Return each line of the data below exactly, omitting any pictures.

» Entries supplied:
# # # # # # #

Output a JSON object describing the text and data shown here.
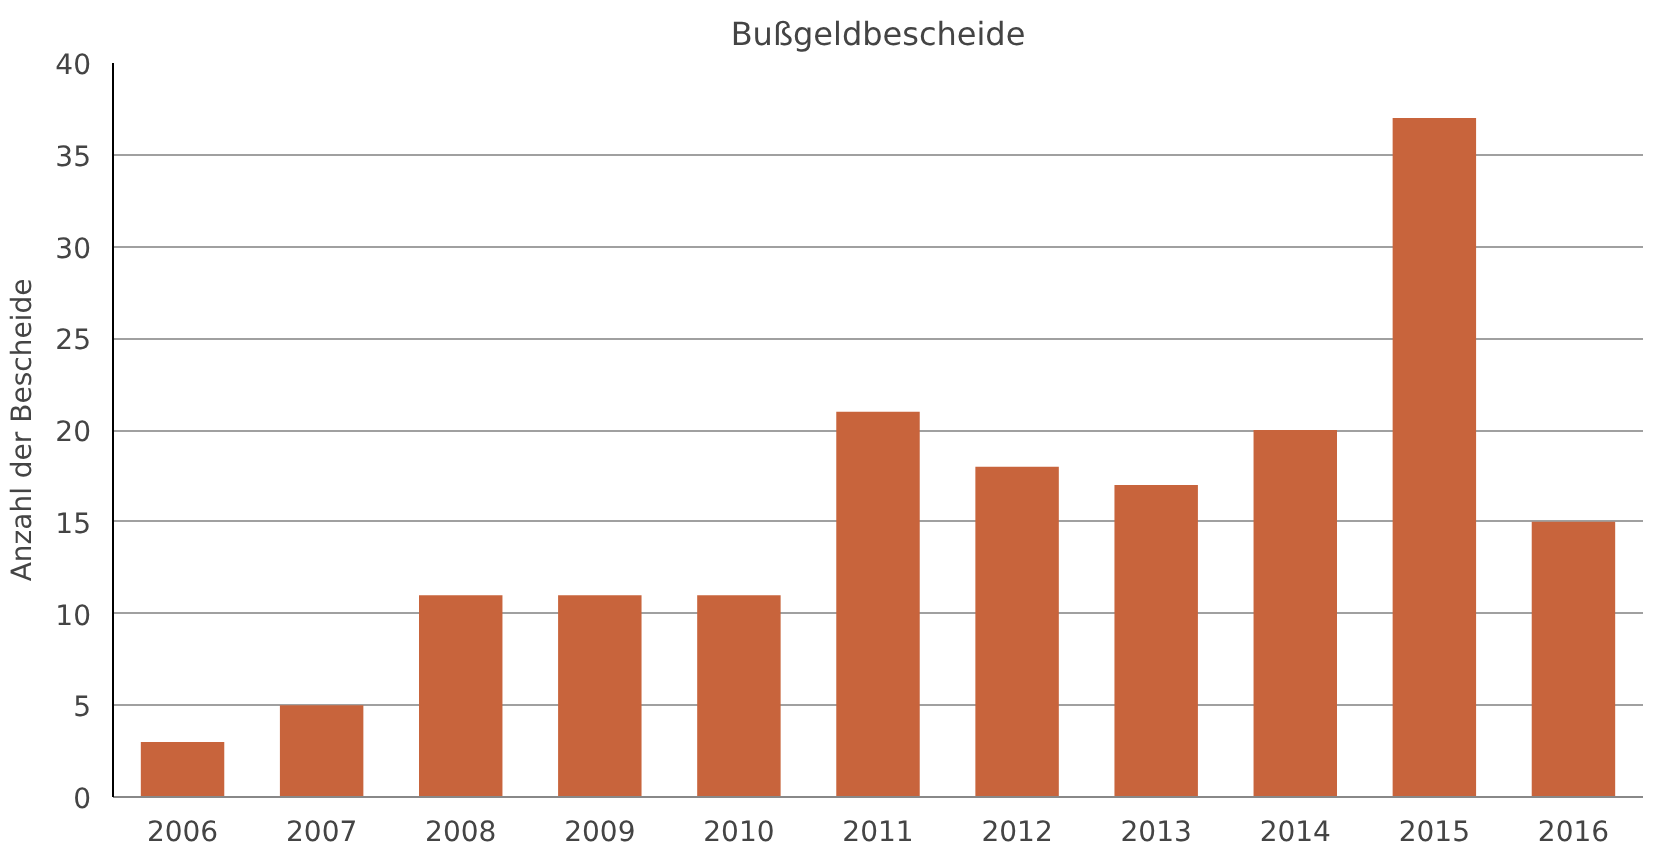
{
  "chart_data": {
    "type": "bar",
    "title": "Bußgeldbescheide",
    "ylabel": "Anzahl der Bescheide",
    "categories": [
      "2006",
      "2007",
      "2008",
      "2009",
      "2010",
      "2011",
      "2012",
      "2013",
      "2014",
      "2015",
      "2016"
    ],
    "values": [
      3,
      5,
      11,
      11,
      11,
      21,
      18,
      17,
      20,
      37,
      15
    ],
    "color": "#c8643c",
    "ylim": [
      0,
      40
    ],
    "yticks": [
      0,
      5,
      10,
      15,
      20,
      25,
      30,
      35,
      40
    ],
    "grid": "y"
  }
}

# # # # # # #

» Exercise output:
Output a JSON object describing the text and data shown here.
{
  "chart_data": {
    "type": "bar",
    "title": "Bußgeldbescheide",
    "ylabel": "Anzahl der Bescheide",
    "categories": [
      "2006",
      "2007",
      "2008",
      "2009",
      "2010",
      "2011",
      "2012",
      "2013",
      "2014",
      "2015",
      "2016"
    ],
    "values": [
      3,
      5,
      11,
      11,
      11,
      21,
      18,
      17,
      20,
      37,
      15
    ],
    "color": "#c8643c",
    "ylim": [
      0,
      40
    ],
    "yticks": [
      0,
      5,
      10,
      15,
      20,
      25,
      30,
      35,
      40
    ],
    "grid": "y"
  }
}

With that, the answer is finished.